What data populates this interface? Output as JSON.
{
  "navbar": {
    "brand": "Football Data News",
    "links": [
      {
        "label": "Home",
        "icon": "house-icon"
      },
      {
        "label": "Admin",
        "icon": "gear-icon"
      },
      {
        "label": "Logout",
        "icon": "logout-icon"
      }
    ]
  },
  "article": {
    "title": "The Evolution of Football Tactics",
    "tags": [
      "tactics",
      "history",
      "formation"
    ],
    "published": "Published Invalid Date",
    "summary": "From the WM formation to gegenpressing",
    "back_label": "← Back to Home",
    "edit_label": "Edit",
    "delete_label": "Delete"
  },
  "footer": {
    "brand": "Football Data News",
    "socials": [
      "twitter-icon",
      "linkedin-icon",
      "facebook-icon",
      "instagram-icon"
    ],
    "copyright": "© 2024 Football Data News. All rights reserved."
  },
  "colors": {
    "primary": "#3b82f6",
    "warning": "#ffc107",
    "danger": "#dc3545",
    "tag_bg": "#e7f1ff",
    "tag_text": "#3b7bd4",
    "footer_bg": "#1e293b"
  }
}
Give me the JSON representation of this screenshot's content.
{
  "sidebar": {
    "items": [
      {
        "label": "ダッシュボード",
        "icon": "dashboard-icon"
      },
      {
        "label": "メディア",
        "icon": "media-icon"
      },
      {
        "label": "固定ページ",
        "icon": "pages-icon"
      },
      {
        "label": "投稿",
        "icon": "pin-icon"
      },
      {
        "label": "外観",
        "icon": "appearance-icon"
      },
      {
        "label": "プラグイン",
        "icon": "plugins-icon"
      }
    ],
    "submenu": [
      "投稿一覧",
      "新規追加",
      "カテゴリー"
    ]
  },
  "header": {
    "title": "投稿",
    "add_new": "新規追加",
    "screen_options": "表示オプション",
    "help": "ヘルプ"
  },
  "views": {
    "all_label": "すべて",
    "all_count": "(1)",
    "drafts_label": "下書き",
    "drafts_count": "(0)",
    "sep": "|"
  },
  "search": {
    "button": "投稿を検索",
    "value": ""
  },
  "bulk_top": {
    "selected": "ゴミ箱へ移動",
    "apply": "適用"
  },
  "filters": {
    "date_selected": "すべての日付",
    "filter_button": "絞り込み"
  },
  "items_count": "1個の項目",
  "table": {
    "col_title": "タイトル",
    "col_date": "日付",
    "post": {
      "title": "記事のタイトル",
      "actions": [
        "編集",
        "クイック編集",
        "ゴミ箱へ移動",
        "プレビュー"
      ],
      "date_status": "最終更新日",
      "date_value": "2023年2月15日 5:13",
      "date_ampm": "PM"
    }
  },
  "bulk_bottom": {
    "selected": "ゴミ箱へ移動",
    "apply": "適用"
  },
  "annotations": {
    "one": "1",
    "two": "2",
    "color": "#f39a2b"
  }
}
====================
Quote each line above in full, word for word.

The answer ::
What data populates this interface? Output as JSON.
{
  "navbar": {
    "brand": "Football Data News",
    "links": [
      {
        "label": "Home",
        "icon": "house-icon"
      },
      {
        "label": "Admin",
        "icon": "gear-icon"
      },
      {
        "label": "Logout",
        "icon": "logout-icon"
      }
    ]
  },
  "article": {
    "title": "The Evolution of Football Tactics",
    "tags": [
      "tactics",
      "history",
      "formation"
    ],
    "published": "Published Invalid Date",
    "summary": "From the WM formation to gegenpressing",
    "back_label": "← Back to Home",
    "edit_label": "Edit",
    "delete_label": "Delete"
  },
  "footer": {
    "brand": "Football Data News",
    "socials": [
      "twitter-icon",
      "linkedin-icon",
      "facebook-icon",
      "instagram-icon"
    ],
    "copyright": "© 2024 Football Data News. All rights reserved."
  },
  "colors": {
    "primary": "#3b82f6",
    "warning": "#ffc107",
    "danger": "#dc3545",
    "tag_bg": "#e7f1ff",
    "tag_text": "#3b7bd4",
    "footer_bg": "#1e293b"
  }
}
Give me the JSON representation of this screenshot's content.
{
  "sidebar": {
    "items": [
      {
        "label": "ダッシュボード",
        "icon": "dashboard-icon"
      },
      {
        "label": "メディア",
        "icon": "media-icon"
      },
      {
        "label": "固定ページ",
        "icon": "pages-icon"
      },
      {
        "label": "投稿",
        "icon": "pin-icon"
      },
      {
        "label": "外観",
        "icon": "appearance-icon"
      },
      {
        "label": "プラグイン",
        "icon": "plugins-icon"
      }
    ],
    "submenu": [
      "投稿一覧",
      "新規追加",
      "カテゴリー"
    ]
  },
  "header": {
    "title": "投稿",
    "add_new": "新規追加",
    "screen_options": "表示オプション",
    "help": "ヘルプ"
  },
  "views": {
    "all_label": "すべて",
    "all_count": "(1)",
    "drafts_label": "下書き",
    "drafts_count": "(0)",
    "sep": "|"
  },
  "search": {
    "button": "投稿を検索",
    "value": ""
  },
  "bulk_top": {
    "selected": "ゴミ箱へ移動",
    "apply": "適用"
  },
  "filters": {
    "date_selected": "すべての日付",
    "filter_button": "絞り込み"
  },
  "items_count": "1個の項目",
  "table": {
    "col_title": "タイトル",
    "col_date": "日付",
    "post": {
      "title": "記事のタイトル",
      "actions": [
        "編集",
        "クイック編集",
        "ゴミ箱へ移動",
        "プレビュー"
      ],
      "date_status": "最終更新日",
      "date_value": "2023年2月15日 5:13",
      "date_ampm": "PM"
    }
  },
  "bulk_bottom": {
    "selected": "ゴミ箱へ移動",
    "apply": "適用"
  },
  "annotations": {
    "one": "1",
    "two": "2",
    "color": "#f39a2b"
  }
}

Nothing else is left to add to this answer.